--- BEGIN ---

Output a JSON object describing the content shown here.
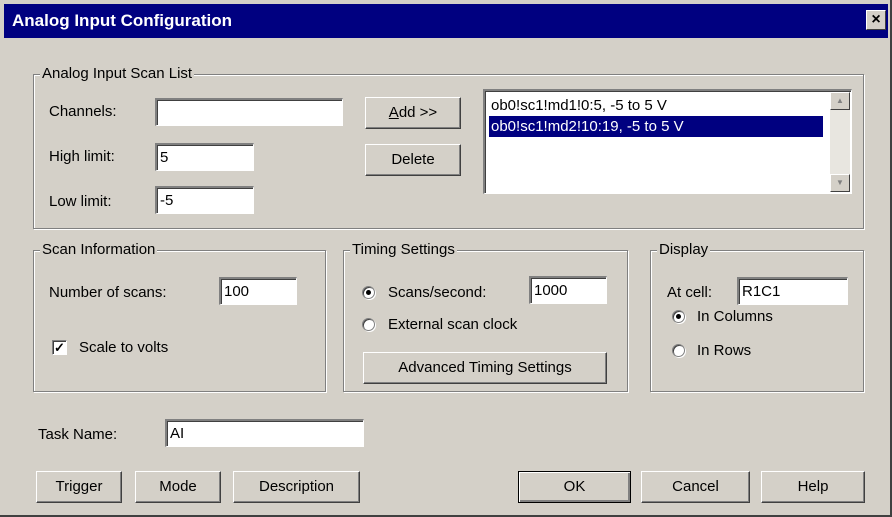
{
  "window": {
    "title": "Analog Input Configuration",
    "close_glyph": "×"
  },
  "scan_list": {
    "legend": "Analog Input Scan List",
    "channels_label": "Channels:",
    "channels_value": "",
    "high_label": "High limit:",
    "high_value": "5",
    "low_label": "Low limit:",
    "low_value": "-5",
    "add_label_key": "A",
    "add_label_rest": "dd >>",
    "delete_label": "Delete",
    "items": [
      "ob0!sc1!md1!0:5, -5 to 5 V",
      "ob0!sc1!md2!10:19, -5 to 5 V"
    ],
    "selected_index": 1
  },
  "scan_info": {
    "legend": "Scan Information",
    "num_scans_label": "Number of scans:",
    "num_scans_value": "100",
    "scale_label": "Scale to volts",
    "scale_checked": true
  },
  "timing": {
    "legend": "Timing Settings",
    "scans_per_second_label": "Scans/second:",
    "scans_per_second_value": "1000",
    "external_clock_label": "External scan clock",
    "selected": "scans_per_second",
    "advanced_label": "Advanced Timing Settings"
  },
  "display": {
    "legend": "Display",
    "at_cell_label": "At cell:",
    "at_cell_value": "R1C1",
    "in_columns_label": "In Columns",
    "in_rows_label": "In Rows",
    "selected": "in_columns"
  },
  "task": {
    "label": "Task Name:",
    "value": "AI"
  },
  "buttons": {
    "trigger": "Trigger",
    "mode": "Mode",
    "description": "Description",
    "ok": "OK",
    "cancel": "Cancel",
    "help": "Help"
  }
}
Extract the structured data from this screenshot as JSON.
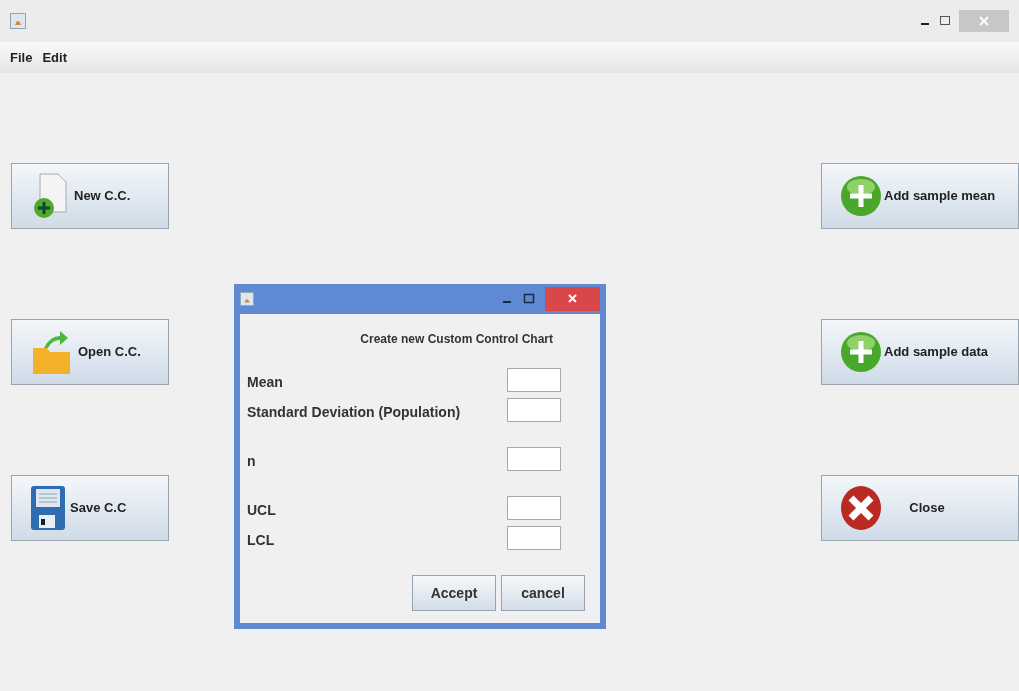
{
  "menu": [
    "File",
    "Edit"
  ],
  "left_buttons": [
    {
      "label": "New C.C.",
      "kind": "new"
    },
    {
      "label": "Open C.C.",
      "kind": "open"
    },
    {
      "label": "Save C.C",
      "kind": "save"
    }
  ],
  "right_buttons": [
    {
      "label": "Add sample mean",
      "kind": "add"
    },
    {
      "label": "Add sample data",
      "kind": "add"
    },
    {
      "label": "Close",
      "kind": "close"
    }
  ],
  "dialog": {
    "heading": "Create new Custom Control Chart",
    "field_groups": [
      [
        {
          "label": "Mean"
        },
        {
          "label": "Standard Deviation (Population)"
        }
      ],
      [
        {
          "label": "n"
        }
      ],
      [
        {
          "label": "UCL"
        },
        {
          "label": "LCL"
        }
      ]
    ],
    "buttons": [
      "Accept",
      "cancel"
    ]
  }
}
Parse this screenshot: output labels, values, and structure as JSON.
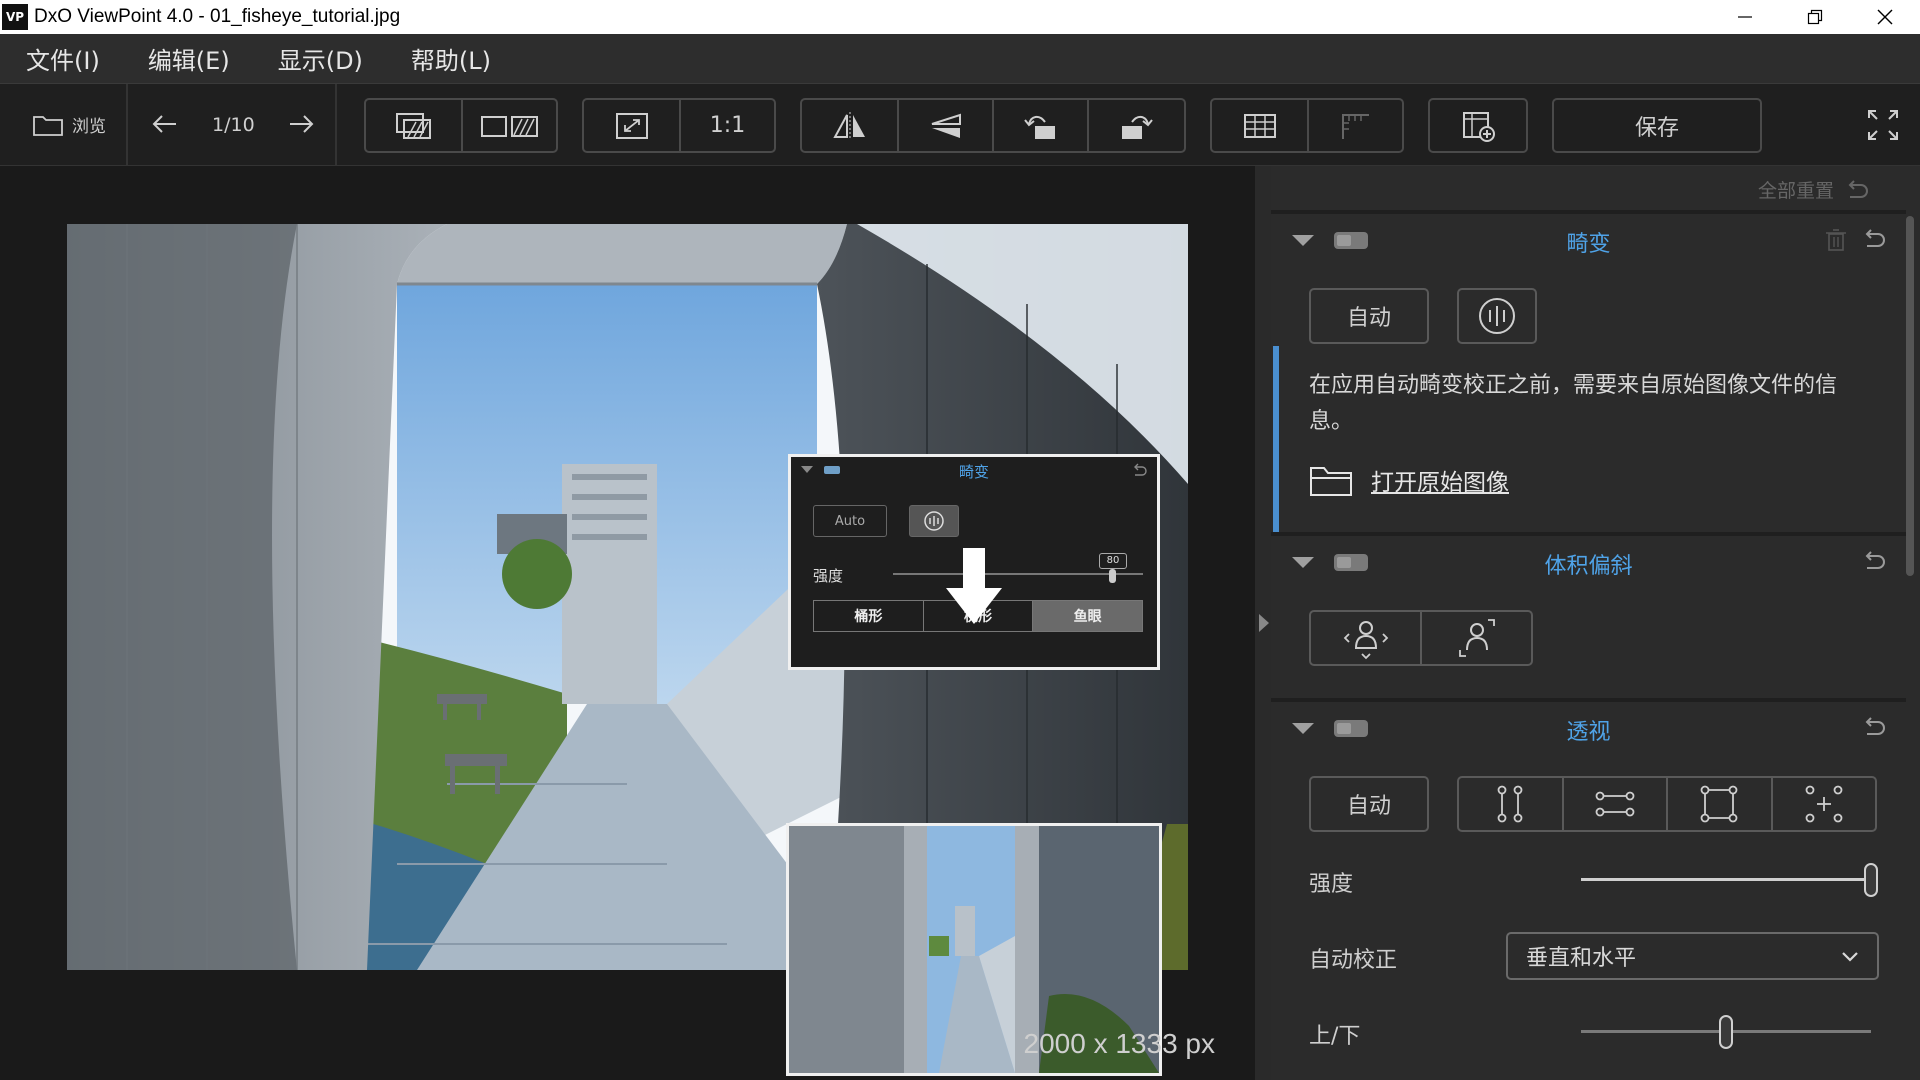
{
  "window": {
    "app_icon_text": "VP",
    "title": "DxO ViewPoint 4.0 - 01_fisheye_tutorial.jpg"
  },
  "menu": [
    {
      "label": "文件(I)"
    },
    {
      "label": "编辑(E)"
    },
    {
      "label": "显示(D)"
    },
    {
      "label": "帮助(L)"
    }
  ],
  "toolbar": {
    "browse_label": "浏览",
    "page_counter": "1/10",
    "zoom_1to1": "1:1",
    "save_label": "保存"
  },
  "canvas": {
    "image_dimensions": "2000 x 1333 px"
  },
  "inset": {
    "title": "畸变",
    "auto_label": "Auto",
    "intensity_label": "强度",
    "intensity_value": "80",
    "modes": [
      "桶形",
      "枕形",
      "鱼眼"
    ],
    "selected_mode": "鱼眼"
  },
  "panel": {
    "reset_all_label": "全部重置",
    "distortion": {
      "title": "畸变",
      "auto_label": "自动",
      "info": "在应用自动畸变校正之前，需要来自原始图像文件的信息。",
      "open_original_label": "打开原始图像"
    },
    "volume": {
      "title": "体积偏斜"
    },
    "perspective": {
      "title": "透视",
      "auto_label": "自动",
      "intensity_label": "强度",
      "intensity_value": 1.0,
      "auto_correct_label": "自动校正",
      "auto_correct_value": "垂直和水平",
      "updown_label": "上/下",
      "updown_value": 0.5
    }
  },
  "colors": {
    "accent_blue": "#4fa3e8",
    "panel_bg": "#2b2b2b",
    "canvas_bg": "#1a1a1a"
  }
}
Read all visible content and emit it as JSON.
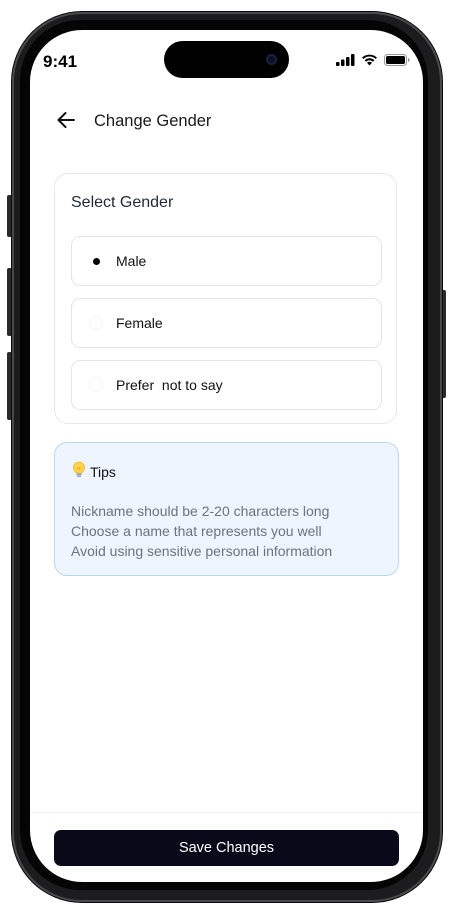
{
  "status_bar": {
    "time": "9:41"
  },
  "header": {
    "title": "Change Gender"
  },
  "gender_card": {
    "title": "Select Gender",
    "options": [
      {
        "label": "Male",
        "selected": true
      },
      {
        "label": "Female",
        "selected": false
      },
      {
        "label": "Prefer  not to say",
        "selected": false
      }
    ]
  },
  "tips": {
    "icon": "lightbulb-icon",
    "title": "Tips",
    "lines": [
      "Nickname should be 2-20 characters long",
      "Choose a name that represents you well",
      "Avoid using sensitive personal information"
    ]
  },
  "footer": {
    "save_label": "Save Changes"
  },
  "colors": {
    "primary_button": "#080a1a",
    "tips_background": "#eef5fe",
    "tips_border": "#b9d8f5",
    "card_border": "#e6e8ec"
  }
}
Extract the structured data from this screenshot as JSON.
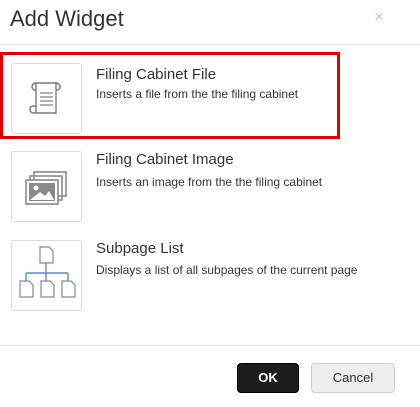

--- END ---

• _The exercise_: Set down all the data again exactly as above, pictures excluded.

• _The completed task_:
Output a JSON object describing the content shown here.
{
  "window": {
    "title": "Analog Input Configuration",
    "close_glyph": "×"
  },
  "scan_list": {
    "legend": "Analog Input Scan List",
    "channels_label": "Channels:",
    "channels_value": "",
    "high_label": "High limit:",
    "high_value": "5",
    "low_label": "Low limit:",
    "low_value": "-5",
    "add_label_key": "A",
    "add_label_rest": "dd >>",
    "delete_label": "Delete",
    "items": [
      "ob0!sc1!md1!0:5, -5 to 5 V",
      "ob0!sc1!md2!10:19, -5 to 5 V"
    ],
    "selected_index": 1
  },
  "scan_info": {
    "legend": "Scan Information",
    "num_scans_label": "Number of scans:",
    "num_scans_value": "100",
    "scale_label": "Scale to volts",
    "scale_checked": true
  },
  "timing": {
    "legend": "Timing Settings",
    "scans_per_second_label": "Scans/second:",
    "scans_per_second_value": "1000",
    "external_clock_label": "External scan clock",
    "selected": "scans_per_second",
    "advanced_label": "Advanced Timing Settings"
  },
  "display": {
    "legend": "Display",
    "at_cell_label": "At cell:",
    "at_cell_value": "R1C1",
    "in_columns_label": "In Columns",
    "in_rows_label": "In Rows",
    "selected": "in_columns"
  },
  "task": {
    "label": "Task Name:",
    "value": "AI"
  },
  "buttons": {
    "trigger": "Trigger",
    "mode": "Mode",
    "description": "Description",
    "ok": "OK",
    "cancel": "Cancel",
    "help": "Help"
  }
}
Extract the structured data from this screenshot as JSON.
{
  "menu": [
    "File",
    "Edit"
  ],
  "left_buttons": [
    {
      "label": "New C.C.",
      "kind": "new"
    },
    {
      "label": "Open C.C.",
      "kind": "open"
    },
    {
      "label": "Save C.C",
      "kind": "save"
    }
  ],
  "right_buttons": [
    {
      "label": "Add sample mean",
      "kind": "add"
    },
    {
      "label": "Add sample data",
      "kind": "add"
    },
    {
      "label": "Close",
      "kind": "close"
    }
  ],
  "dialog": {
    "heading": "Create new Custom Control Chart",
    "field_groups": [
      [
        {
          "label": "Mean"
        },
        {
          "label": "Standard Deviation (Population)"
        }
      ],
      [
        {
          "label": "n"
        }
      ],
      [
        {
          "label": "UCL"
        },
        {
          "label": "LCL"
        }
      ]
    ],
    "buttons": [
      "Accept",
      "cancel"
    ]
  }
}
Parse this screenshot: output labels, values, and structure as JSON.
{
  "window": {
    "app_icon_text": "VP",
    "title": "DxO ViewPoint 4.0 - 01_fisheye_tutorial.jpg"
  },
  "menu": [
    {
      "label": "文件(I)"
    },
    {
      "label": "编辑(E)"
    },
    {
      "label": "显示(D)"
    },
    {
      "label": "帮助(L)"
    }
  ],
  "toolbar": {
    "browse_label": "浏览",
    "page_counter": "1/10",
    "zoom_1to1": "1:1",
    "save_label": "保存"
  },
  "canvas": {
    "image_dimensions": "2000 x 1333 px"
  },
  "inset": {
    "title": "畸变",
    "auto_label": "Auto",
    "intensity_label": "强度",
    "intensity_value": "80",
    "modes": [
      "桶形",
      "枕形",
      "鱼眼"
    ],
    "selected_mode": "鱼眼"
  },
  "panel": {
    "reset_all_label": "全部重置",
    "distortion": {
      "title": "畸变",
      "auto_label": "自动",
      "info": "在应用自动畸变校正之前，需要来自原始图像文件的信息。",
      "open_original_label": "打开原始图像"
    },
    "volume": {
      "title": "体积偏斜"
    },
    "perspective": {
      "title": "透视",
      "auto_label": "自动",
      "intensity_label": "强度",
      "intensity_value": 1.0,
      "auto_correct_label": "自动校正",
      "auto_correct_value": "垂直和水平",
      "updown_label": "上/下",
      "updown_value": 0.5
    }
  },
  "colors": {
    "accent_blue": "#4fa3e8",
    "panel_bg": "#2b2b2b",
    "canvas_bg": "#1a1a1a"
  }
}
Read all visible content and emit it as JSON.
{
  "status_bar": {
    "time": "9:41"
  },
  "header": {
    "title": "Change Gender"
  },
  "gender_card": {
    "title": "Select Gender",
    "options": [
      {
        "label": "Male",
        "selected": true
      },
      {
        "label": "Female",
        "selected": false
      },
      {
        "label": "Prefer  not to say",
        "selected": false
      }
    ]
  },
  "tips": {
    "icon": "lightbulb-icon",
    "title": "Tips",
    "lines": [
      "Nickname should be 2-20 characters long",
      "Choose a name that represents you well",
      "Avoid using sensitive personal information"
    ]
  },
  "footer": {
    "save_label": "Save Changes"
  },
  "colors": {
    "primary_button": "#080a1a",
    "tips_background": "#eef5fe",
    "tips_border": "#b9d8f5",
    "card_border": "#e6e8ec"
  }
}
Extract the structured data from this screenshot as JSON.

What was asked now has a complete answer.